(Data entries)
+++

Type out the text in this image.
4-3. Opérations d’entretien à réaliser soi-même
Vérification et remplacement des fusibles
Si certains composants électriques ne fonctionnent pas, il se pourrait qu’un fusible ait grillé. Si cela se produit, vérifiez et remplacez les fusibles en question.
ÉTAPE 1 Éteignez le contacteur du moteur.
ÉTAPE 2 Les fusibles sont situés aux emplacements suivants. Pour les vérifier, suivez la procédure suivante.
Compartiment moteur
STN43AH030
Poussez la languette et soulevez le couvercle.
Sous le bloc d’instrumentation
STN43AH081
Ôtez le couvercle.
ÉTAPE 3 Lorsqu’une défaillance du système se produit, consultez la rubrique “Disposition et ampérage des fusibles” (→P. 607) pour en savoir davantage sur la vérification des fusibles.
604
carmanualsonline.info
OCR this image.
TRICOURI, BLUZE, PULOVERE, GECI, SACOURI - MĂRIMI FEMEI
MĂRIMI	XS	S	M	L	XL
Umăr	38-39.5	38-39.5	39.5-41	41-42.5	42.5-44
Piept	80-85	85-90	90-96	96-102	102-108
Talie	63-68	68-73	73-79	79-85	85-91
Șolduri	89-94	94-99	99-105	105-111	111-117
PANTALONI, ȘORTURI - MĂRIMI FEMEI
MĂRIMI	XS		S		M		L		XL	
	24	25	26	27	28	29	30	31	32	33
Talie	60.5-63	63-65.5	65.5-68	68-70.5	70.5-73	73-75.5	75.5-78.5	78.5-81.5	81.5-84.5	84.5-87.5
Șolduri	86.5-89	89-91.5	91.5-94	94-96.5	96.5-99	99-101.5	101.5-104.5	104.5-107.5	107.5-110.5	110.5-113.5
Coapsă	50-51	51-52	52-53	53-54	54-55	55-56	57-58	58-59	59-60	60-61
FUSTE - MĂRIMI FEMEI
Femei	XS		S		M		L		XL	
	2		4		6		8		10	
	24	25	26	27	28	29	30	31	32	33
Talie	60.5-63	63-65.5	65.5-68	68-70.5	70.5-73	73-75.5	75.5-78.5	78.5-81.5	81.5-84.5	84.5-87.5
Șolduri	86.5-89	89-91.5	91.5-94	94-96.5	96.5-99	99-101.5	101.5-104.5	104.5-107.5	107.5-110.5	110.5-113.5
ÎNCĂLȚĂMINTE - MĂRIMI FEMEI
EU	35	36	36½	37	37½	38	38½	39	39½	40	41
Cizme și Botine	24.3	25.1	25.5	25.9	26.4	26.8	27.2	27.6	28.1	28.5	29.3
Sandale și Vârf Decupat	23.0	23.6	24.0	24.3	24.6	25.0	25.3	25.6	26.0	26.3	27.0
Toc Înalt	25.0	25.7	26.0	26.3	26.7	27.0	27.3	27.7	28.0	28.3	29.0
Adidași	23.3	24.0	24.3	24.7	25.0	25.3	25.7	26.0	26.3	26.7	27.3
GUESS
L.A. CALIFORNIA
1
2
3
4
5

+++

YOUR GOAL:
Your task is to return, exactly and on their own, the lines from the one containing "OCR this image." through the last line of the listing.

TASK RESULT:
OCR this image.
TRICOURI, BLUZE, PULOVERE, GECI, SACOURI - MĂRIMI FEMEI
MĂRIMI	XS	S	M	L	XL
Umăr	38-39.5	38-39.5	39.5-41	41-42.5	42.5-44
Piept	80-85	85-90	90-96	96-102	102-108
Talie	63-68	68-73	73-79	79-85	85-91
Șolduri	89-94	94-99	99-105	105-111	111-117
PANTALONI, ȘORTURI - MĂRIMI FEMEI
MĂRIMI	XS		S		M		L		XL	
	24	25	26	27	28	29	30	31	32	33
Talie	60.5-63	63-65.5	65.5-68	68-70.5	70.5-73	73-75.5	75.5-78.5	78.5-81.5	81.5-84.5	84.5-87.5
Șolduri	86.5-89	89-91.5	91.5-94	94-96.5	96.5-99	99-101.5	101.5-104.5	104.5-107.5	107.5-110.5	110.5-113.5
Coapsă	50-51	51-52	52-53	53-54	54-55	55-56	57-58	58-59	59-60	60-61
FUSTE - MĂRIMI FEMEI
Femei	XS		S		M		L		XL	
	2		4		6		8		10	
	24	25	26	27	28	29	30	31	32	33
Talie	60.5-63	63-65.5	65.5-68	68-70.5	70.5-73	73-75.5	75.5-78.5	78.5-81.5	81.5-84.5	84.5-87.5
Șolduri	86.5-89	89-91.5	91.5-94	94-96.5	96.5-99	99-101.5	101.5-104.5	104.5-107.5	107.5-110.5	110.5-113.5
ÎNCĂLȚĂMINTE - MĂRIMI FEMEI
EU	35	36	36½	37	37½	38	38½	39	39½	40	41
Cizme și Botine	24.3	25.1	25.5	25.9	26.4	26.8	27.2	27.6	28.1	28.5	29.3
Sandale și Vârf Decupat	23.0	23.6	24.0	24.3	24.6	25.0	25.3	25.6	26.0	26.3	27.0
Toc Înalt	25.0	25.7	26.0	26.3	26.7	27.0	27.3	27.7	28.0	28.3	29.0
Adidași	23.3	24.0	24.3	24.7	25.0	25.3	25.7	26.0	26.3	26.7	27.3
GUESS
L.A. CALIFORNIA
1
2
3
4
5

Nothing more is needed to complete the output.